Put the lines from the start of the records through the line containing "178, 663, 197]", both ends inclusive, into a numbered list, omitting blank lines.

§ **Dataset entries**:
---

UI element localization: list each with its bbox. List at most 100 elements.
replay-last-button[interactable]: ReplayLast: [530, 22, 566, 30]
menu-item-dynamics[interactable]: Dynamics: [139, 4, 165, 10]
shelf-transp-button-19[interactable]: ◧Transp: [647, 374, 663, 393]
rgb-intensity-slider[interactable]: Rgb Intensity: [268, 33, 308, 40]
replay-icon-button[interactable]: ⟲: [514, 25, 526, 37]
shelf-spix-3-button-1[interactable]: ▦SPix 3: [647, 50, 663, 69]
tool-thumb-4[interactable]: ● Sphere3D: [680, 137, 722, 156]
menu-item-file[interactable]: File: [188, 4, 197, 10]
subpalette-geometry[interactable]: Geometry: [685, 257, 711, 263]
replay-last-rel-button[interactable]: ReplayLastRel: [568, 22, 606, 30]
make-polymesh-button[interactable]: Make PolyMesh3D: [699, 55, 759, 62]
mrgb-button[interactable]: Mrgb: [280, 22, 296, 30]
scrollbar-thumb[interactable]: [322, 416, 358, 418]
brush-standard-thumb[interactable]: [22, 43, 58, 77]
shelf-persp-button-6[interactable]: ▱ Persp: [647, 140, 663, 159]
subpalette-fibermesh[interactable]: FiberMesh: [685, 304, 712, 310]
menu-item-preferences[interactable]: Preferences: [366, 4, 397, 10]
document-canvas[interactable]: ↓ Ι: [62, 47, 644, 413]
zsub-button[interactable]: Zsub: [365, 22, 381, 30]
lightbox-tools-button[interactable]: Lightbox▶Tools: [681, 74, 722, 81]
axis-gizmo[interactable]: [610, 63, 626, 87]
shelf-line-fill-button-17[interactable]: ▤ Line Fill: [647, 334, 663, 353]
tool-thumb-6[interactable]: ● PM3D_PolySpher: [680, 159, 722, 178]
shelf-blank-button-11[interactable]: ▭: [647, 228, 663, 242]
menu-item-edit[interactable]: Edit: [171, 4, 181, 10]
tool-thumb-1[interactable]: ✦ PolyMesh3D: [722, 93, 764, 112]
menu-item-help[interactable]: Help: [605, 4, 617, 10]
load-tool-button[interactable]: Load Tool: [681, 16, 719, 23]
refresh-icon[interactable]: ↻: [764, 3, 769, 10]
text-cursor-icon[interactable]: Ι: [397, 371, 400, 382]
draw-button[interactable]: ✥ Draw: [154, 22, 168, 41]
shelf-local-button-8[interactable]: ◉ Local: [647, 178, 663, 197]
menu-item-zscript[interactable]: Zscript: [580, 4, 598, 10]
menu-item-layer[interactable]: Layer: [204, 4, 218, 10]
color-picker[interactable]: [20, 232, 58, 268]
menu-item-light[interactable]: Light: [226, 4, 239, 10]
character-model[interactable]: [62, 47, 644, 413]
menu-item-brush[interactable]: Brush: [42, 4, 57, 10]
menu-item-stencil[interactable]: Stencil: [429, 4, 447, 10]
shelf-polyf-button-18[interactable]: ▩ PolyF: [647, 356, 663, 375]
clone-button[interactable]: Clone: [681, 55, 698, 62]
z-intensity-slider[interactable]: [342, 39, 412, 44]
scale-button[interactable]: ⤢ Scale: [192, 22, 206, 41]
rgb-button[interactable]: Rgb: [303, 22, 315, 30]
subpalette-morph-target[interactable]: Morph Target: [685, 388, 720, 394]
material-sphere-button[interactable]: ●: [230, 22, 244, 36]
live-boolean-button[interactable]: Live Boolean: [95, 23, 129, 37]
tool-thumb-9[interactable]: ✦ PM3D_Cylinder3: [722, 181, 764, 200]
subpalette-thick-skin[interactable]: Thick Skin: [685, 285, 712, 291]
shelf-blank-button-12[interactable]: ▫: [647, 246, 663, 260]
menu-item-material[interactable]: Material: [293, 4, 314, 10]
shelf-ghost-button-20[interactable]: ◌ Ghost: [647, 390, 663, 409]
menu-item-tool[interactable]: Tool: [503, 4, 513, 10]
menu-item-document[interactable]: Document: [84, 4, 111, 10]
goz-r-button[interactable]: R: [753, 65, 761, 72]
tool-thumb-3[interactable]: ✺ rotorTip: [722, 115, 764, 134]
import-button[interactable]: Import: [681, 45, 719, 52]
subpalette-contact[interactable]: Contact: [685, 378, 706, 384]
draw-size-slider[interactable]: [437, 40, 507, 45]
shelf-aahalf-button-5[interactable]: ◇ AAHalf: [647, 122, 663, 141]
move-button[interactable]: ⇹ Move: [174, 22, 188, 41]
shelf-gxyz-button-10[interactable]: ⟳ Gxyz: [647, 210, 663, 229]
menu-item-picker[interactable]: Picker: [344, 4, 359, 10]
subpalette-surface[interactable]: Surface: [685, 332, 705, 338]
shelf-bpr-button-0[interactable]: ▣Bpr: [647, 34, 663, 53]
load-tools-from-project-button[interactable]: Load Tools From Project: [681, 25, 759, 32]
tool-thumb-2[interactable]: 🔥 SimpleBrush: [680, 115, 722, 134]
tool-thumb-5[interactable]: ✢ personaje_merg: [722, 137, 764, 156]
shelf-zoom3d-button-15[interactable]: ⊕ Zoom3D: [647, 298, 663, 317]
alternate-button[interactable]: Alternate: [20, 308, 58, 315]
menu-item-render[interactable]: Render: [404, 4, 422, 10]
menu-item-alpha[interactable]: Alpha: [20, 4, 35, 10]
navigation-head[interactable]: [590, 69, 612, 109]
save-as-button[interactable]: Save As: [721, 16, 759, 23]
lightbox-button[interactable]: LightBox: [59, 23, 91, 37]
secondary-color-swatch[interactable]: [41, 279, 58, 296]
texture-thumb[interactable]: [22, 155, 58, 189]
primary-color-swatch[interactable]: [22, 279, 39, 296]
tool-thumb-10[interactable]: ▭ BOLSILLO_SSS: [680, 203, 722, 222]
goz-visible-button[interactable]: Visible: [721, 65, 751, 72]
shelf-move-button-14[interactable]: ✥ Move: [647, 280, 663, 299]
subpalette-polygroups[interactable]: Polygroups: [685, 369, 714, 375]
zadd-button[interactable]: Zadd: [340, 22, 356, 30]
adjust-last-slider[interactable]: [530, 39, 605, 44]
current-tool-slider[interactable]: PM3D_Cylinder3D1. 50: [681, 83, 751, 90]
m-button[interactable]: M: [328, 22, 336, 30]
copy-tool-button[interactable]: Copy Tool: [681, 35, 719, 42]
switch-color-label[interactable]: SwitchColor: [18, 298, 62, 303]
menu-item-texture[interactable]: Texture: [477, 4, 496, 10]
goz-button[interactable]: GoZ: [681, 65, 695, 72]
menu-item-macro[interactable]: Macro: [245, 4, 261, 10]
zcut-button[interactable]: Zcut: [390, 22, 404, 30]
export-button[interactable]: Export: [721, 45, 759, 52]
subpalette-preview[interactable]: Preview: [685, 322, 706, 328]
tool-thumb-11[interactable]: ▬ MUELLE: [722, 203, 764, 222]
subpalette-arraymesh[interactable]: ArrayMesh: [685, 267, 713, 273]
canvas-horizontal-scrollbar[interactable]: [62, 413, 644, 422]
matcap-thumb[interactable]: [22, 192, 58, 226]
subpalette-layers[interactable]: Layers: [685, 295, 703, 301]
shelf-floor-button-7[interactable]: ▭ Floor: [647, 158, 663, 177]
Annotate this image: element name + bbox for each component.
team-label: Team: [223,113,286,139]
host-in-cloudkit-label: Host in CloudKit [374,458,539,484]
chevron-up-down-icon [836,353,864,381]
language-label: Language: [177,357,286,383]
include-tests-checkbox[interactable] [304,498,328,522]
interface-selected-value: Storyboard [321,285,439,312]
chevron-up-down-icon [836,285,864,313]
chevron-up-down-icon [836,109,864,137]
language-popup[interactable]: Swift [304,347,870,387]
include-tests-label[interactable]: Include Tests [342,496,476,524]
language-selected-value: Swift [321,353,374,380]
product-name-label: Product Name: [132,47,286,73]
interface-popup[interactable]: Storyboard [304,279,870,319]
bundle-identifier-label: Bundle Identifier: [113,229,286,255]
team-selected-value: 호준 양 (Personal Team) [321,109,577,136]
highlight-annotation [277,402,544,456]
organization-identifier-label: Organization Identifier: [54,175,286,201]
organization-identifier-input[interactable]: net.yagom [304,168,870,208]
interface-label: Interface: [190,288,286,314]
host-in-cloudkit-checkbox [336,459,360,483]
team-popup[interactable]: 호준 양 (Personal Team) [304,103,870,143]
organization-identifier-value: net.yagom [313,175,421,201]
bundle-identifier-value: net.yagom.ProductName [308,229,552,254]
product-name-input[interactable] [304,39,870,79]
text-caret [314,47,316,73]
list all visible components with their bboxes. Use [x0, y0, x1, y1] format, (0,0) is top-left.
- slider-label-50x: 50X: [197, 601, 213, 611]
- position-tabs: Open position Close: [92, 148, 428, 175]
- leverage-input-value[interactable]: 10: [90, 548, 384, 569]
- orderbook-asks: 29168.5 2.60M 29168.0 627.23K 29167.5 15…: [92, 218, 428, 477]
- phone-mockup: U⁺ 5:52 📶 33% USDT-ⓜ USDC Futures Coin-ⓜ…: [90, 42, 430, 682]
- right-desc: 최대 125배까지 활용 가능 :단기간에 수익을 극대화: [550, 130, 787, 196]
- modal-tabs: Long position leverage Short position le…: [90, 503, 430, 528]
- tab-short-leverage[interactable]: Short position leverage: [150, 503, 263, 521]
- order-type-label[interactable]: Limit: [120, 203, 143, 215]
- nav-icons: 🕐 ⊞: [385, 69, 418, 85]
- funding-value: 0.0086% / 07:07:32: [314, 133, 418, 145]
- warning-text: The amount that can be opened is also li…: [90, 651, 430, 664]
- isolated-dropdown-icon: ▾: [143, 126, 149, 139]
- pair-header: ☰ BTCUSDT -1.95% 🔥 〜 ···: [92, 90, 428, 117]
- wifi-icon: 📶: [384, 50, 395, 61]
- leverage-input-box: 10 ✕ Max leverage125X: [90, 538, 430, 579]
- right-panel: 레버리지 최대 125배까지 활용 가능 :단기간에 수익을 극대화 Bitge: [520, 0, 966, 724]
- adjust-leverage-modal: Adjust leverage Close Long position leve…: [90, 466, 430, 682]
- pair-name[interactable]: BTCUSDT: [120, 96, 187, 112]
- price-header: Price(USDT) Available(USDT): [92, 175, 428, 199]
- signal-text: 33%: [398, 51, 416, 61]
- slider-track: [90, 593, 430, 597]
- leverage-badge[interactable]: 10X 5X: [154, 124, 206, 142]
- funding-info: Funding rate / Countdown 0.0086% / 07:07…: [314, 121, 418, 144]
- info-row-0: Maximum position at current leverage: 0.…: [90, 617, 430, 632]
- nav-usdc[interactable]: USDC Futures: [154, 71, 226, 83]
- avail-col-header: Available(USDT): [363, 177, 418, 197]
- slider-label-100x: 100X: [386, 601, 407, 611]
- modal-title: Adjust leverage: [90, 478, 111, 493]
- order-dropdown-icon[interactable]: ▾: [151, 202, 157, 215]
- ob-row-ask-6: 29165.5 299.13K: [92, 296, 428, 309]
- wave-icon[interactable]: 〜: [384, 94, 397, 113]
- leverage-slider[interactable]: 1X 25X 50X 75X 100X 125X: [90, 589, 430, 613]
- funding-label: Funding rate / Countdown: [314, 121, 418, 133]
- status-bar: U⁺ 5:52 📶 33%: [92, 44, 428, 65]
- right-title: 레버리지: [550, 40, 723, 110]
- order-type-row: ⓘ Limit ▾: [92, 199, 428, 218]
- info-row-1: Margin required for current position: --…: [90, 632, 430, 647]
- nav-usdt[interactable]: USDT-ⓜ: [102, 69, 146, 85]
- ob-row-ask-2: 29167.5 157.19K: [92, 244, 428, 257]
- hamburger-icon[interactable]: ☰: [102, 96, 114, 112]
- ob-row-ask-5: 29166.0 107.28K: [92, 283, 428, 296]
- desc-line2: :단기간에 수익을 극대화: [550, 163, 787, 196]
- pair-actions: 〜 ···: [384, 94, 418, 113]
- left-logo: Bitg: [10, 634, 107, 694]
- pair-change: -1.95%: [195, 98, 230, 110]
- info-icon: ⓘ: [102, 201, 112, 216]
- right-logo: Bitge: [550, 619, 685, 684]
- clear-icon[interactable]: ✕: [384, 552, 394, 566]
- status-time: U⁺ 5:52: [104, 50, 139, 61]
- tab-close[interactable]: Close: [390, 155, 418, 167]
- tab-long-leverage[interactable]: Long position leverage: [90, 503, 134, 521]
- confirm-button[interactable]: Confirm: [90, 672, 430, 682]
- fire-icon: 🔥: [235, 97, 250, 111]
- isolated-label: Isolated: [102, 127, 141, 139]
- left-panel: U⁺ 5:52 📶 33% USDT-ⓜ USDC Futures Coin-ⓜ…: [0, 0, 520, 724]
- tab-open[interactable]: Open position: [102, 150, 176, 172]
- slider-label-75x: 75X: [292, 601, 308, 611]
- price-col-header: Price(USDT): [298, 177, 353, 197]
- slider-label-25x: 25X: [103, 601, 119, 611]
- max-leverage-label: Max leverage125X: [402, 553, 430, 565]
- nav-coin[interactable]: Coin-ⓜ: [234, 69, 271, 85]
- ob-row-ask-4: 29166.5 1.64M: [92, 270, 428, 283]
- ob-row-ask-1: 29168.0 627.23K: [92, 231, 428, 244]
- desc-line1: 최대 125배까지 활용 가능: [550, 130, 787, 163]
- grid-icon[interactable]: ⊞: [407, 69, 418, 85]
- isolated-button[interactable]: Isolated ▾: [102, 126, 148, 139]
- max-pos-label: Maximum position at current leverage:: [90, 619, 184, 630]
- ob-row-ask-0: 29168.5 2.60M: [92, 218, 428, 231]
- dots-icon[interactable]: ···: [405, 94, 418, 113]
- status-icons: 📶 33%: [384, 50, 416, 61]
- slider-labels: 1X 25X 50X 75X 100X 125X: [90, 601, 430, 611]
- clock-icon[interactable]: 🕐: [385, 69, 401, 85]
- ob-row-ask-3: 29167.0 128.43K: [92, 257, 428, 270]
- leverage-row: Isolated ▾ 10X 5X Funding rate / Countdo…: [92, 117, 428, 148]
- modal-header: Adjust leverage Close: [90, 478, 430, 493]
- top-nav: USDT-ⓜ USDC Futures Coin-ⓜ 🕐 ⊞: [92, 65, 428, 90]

---

§ **Result of this task**:
1. UI element localization: list each with its bbox. List at most 100 elements.
2. replay-last-button[interactable]: ReplayLast: [530, 22, 566, 30]
3. menu-item-dynamics[interactable]: Dynamics: [139, 4, 165, 10]
4. shelf-transp-button-19[interactable]: ◧Transp: [647, 374, 663, 393]
5. rgb-intensity-slider[interactable]: Rgb Intensity: [268, 33, 308, 40]
6. replay-icon-button[interactable]: ⟲: [514, 25, 526, 37]
7. shelf-spix-3-button-1[interactable]: ▦SPix 3: [647, 50, 663, 69]
8. tool-thumb-4[interactable]: ● Sphere3D: [680, 137, 722, 156]
9. menu-item-file[interactable]: File: [188, 4, 197, 10]
10. subpalette-geometry[interactable]: Geometry: [685, 257, 711, 263]
11. replay-last-rel-button[interactable]: ReplayLastRel: [568, 22, 606, 30]
12. make-polymesh-button[interactable]: Make PolyMesh3D: [699, 55, 759, 62]
13. mrgb-button[interactable]: Mrgb: [280, 22, 296, 30]
14. scrollbar-thumb[interactable]: [322, 416, 358, 418]
15. brush-standard-thumb[interactable]: [22, 43, 58, 77]
16. shelf-persp-button-6[interactable]: ▱ Persp: [647, 140, 663, 159]
17. subpalette-fibermesh[interactable]: FiberMesh: [685, 304, 712, 310]
18. menu-item-preferences[interactable]: Preferences: [366, 4, 397, 10]
19. document-canvas[interactable]: ↓ Ι: [62, 47, 644, 413]
20. zsub-button[interactable]: Zsub: [365, 22, 381, 30]
21. lightbox-tools-button[interactable]: Lightbox▶Tools: [681, 74, 722, 81]
22. axis-gizmo[interactable]: [610, 63, 626, 87]
23. shelf-line-fill-button-17[interactable]: ▤ Line Fill: [647, 334, 663, 353]
24. tool-thumb-6[interactable]: ● PM3D_PolySpher: [680, 159, 722, 178]
25. shelf-blank-button-11[interactable]: ▭: [647, 228, 663, 242]
26. menu-item-edit[interactable]: Edit: [171, 4, 181, 10]
27. tool-thumb-1[interactable]: ✦ PolyMesh3D: [722, 93, 764, 112]
28. menu-item-help[interactable]: Help: [605, 4, 617, 10]
29. load-tool-button[interactable]: Load Tool: [681, 16, 719, 23]
30. refresh-icon[interactable]: ↻: [764, 3, 769, 10]
31. text-cursor-icon[interactable]: Ι: [397, 371, 400, 382]
32. draw-button[interactable]: ✥ Draw: [154, 22, 168, 41]
33. shelf-local-button-8[interactable]: ◉ Local: [647, 178, 663, 197]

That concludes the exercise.